Stated problem: Look through the lines and report how many include the word "JSON", giving nothing but the number.

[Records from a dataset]
--*--
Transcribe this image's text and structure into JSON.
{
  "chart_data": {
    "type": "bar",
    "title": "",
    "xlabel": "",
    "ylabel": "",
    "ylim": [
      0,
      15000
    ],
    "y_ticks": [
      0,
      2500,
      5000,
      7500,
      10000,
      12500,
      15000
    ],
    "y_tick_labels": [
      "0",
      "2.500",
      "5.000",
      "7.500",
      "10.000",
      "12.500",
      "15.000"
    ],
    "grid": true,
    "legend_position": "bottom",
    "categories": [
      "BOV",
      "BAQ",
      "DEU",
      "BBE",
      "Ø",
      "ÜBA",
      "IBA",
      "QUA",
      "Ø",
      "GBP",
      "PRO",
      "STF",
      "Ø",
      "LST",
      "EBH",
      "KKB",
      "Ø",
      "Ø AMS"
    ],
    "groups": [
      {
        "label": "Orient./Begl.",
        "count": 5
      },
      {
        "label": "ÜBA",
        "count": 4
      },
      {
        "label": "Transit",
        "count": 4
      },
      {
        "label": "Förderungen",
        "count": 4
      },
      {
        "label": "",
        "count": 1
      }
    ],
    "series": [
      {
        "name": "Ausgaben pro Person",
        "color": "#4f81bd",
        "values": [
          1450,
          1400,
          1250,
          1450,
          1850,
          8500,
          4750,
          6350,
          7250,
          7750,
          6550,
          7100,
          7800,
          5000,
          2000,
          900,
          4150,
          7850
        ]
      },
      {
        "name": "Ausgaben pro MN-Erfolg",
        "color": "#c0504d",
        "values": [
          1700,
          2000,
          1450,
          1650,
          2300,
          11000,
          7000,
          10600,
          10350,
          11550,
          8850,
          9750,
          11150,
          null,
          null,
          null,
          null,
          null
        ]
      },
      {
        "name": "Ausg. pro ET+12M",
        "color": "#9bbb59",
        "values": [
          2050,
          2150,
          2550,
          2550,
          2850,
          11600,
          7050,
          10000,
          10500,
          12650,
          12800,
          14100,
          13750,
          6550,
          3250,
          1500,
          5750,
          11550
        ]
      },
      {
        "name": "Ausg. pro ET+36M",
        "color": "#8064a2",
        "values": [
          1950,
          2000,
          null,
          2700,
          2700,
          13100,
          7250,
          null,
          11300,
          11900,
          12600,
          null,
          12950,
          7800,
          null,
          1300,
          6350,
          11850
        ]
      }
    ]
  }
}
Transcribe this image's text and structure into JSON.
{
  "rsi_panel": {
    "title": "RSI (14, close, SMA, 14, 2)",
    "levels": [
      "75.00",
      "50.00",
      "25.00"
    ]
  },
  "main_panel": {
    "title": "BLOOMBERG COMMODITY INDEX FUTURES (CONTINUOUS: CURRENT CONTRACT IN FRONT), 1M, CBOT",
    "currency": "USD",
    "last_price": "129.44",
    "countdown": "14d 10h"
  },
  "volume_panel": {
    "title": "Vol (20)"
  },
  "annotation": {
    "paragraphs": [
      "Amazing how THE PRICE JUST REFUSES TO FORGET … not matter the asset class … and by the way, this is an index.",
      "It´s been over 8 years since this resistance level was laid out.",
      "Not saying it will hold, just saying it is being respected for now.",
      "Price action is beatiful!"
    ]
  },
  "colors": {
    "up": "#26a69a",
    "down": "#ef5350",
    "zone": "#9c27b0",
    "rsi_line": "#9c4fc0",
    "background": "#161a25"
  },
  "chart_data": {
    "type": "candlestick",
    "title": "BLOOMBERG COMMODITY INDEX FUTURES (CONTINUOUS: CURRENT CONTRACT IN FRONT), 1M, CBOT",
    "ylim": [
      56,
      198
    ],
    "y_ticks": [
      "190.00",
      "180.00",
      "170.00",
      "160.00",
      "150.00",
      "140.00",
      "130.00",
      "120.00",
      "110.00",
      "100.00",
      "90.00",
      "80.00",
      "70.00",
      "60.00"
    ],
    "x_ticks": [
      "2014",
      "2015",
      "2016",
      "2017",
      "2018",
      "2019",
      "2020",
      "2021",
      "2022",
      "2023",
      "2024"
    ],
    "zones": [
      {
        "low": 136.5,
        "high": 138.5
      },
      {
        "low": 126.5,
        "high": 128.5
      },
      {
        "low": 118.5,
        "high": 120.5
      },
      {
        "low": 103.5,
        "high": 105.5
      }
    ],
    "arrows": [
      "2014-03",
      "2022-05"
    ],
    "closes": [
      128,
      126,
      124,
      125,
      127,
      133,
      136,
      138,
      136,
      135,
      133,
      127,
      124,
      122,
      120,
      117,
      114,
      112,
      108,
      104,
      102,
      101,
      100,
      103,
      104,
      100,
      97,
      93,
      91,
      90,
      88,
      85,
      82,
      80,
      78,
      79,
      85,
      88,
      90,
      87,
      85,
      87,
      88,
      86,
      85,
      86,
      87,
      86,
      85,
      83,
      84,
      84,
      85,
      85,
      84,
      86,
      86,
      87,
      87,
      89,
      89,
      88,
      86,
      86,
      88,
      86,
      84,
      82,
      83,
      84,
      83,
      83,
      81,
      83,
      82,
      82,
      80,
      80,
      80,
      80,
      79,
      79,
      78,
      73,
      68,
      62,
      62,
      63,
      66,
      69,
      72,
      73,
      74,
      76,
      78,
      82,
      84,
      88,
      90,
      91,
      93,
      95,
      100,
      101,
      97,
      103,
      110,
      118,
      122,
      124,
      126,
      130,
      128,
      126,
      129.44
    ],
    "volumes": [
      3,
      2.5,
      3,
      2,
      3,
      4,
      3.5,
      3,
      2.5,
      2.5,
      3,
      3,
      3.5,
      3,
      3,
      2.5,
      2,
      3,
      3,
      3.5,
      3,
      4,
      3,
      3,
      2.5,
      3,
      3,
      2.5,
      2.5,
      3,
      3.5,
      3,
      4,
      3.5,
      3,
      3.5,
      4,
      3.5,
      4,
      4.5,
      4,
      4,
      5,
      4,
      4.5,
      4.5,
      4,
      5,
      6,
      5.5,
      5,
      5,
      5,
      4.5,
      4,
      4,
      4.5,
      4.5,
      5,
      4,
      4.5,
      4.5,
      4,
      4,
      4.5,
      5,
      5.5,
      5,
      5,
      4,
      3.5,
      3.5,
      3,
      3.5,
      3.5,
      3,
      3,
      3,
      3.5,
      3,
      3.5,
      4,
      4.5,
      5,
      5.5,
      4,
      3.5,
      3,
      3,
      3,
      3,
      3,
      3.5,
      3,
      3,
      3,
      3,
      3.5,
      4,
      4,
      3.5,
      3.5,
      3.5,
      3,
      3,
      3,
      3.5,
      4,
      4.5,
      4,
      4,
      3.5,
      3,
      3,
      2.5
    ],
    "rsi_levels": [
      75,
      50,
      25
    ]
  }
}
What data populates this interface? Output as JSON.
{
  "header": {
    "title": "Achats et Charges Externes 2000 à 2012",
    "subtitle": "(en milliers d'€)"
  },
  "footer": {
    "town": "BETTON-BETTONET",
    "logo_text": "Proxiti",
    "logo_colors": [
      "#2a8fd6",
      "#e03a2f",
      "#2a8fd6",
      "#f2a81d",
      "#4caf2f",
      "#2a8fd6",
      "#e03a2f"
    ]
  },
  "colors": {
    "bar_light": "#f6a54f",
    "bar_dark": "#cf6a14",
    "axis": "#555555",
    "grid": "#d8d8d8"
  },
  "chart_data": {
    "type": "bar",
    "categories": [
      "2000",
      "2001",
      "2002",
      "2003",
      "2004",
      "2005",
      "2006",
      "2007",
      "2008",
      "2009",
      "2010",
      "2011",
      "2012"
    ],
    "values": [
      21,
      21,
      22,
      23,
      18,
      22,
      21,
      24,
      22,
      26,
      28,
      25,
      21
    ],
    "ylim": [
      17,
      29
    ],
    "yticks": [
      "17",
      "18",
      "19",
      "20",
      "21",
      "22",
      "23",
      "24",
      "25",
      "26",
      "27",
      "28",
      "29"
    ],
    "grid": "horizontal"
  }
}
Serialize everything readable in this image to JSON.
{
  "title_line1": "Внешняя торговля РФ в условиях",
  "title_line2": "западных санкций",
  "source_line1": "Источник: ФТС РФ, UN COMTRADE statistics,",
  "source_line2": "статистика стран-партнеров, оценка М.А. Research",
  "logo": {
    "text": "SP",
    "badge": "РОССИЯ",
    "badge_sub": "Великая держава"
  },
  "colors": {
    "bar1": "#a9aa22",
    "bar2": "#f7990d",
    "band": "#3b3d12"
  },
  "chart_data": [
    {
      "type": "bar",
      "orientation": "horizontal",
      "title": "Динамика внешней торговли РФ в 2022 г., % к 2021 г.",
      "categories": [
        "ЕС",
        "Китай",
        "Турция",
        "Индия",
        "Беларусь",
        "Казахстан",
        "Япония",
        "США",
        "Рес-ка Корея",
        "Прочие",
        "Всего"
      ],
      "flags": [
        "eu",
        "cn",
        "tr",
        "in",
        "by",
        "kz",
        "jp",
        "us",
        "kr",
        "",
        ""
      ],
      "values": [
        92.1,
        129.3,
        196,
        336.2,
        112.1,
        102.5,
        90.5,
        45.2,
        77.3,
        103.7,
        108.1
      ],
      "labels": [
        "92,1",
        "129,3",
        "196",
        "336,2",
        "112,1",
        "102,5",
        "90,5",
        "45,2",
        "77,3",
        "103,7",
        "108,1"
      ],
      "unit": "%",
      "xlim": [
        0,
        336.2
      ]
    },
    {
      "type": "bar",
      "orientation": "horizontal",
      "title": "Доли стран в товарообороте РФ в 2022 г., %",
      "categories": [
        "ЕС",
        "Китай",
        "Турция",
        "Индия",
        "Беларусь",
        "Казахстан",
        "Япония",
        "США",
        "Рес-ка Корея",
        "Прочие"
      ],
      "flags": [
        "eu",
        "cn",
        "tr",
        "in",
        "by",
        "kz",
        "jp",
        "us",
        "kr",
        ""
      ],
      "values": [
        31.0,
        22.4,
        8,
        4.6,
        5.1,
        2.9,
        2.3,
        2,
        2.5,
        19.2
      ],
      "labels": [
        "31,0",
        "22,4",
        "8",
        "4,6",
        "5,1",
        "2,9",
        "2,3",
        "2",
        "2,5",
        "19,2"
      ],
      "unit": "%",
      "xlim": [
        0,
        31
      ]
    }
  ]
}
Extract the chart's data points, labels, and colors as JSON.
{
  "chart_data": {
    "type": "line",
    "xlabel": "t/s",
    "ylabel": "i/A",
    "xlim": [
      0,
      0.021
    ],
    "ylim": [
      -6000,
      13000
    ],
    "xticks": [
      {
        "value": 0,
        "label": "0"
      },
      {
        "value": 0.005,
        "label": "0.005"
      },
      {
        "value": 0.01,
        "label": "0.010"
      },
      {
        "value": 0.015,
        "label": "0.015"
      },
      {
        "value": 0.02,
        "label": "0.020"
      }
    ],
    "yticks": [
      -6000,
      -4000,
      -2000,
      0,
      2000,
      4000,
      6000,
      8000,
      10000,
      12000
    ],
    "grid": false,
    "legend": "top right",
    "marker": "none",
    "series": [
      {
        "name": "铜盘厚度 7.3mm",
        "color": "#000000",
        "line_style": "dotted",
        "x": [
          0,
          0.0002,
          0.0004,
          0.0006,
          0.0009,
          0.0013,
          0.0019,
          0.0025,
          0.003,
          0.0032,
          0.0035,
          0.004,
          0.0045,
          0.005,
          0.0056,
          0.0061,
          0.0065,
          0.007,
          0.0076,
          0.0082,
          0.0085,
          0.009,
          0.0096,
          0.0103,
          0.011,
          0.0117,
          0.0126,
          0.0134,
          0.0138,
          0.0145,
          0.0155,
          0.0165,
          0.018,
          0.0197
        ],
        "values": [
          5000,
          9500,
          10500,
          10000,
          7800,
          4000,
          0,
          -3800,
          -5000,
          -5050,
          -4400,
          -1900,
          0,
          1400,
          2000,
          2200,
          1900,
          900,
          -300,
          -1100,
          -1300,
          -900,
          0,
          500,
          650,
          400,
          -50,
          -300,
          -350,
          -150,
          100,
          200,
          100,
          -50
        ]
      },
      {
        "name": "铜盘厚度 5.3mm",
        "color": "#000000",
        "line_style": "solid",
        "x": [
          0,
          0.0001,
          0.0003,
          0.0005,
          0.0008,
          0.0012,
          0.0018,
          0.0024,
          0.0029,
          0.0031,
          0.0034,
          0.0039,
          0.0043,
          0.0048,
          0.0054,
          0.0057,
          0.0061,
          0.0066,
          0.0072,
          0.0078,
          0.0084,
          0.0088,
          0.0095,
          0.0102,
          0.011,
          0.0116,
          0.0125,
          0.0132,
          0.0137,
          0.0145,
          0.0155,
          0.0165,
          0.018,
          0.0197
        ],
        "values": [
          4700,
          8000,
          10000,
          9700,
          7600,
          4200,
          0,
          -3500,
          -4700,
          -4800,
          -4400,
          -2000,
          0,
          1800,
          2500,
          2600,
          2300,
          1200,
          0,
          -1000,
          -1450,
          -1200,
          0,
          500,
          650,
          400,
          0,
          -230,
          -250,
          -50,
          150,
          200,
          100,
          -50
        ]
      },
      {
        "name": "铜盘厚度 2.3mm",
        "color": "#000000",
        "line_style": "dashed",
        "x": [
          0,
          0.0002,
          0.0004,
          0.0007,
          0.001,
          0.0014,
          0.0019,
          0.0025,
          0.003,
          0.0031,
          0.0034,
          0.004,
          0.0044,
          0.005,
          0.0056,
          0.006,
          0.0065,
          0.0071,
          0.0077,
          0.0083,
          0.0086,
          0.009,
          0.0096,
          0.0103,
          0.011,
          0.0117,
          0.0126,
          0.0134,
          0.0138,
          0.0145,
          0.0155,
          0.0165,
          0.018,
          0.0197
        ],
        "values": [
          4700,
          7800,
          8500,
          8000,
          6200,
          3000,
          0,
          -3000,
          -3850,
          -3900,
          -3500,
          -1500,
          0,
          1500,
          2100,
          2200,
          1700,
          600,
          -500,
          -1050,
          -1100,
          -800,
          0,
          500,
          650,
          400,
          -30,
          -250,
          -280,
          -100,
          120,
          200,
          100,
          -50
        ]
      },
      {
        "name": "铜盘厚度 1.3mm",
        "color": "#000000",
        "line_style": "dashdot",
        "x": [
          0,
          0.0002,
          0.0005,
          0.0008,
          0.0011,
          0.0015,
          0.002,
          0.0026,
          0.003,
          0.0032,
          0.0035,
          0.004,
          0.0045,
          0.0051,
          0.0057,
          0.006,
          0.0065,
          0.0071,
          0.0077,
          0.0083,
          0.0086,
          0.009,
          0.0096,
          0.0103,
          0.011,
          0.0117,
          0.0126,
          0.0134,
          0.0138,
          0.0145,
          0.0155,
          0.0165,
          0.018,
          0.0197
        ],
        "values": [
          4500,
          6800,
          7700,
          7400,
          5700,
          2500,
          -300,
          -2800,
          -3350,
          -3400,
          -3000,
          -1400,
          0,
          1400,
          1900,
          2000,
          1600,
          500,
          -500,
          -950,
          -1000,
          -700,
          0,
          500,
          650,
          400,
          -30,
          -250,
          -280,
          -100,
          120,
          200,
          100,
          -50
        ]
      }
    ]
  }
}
--*--
Solution to this exercise: 5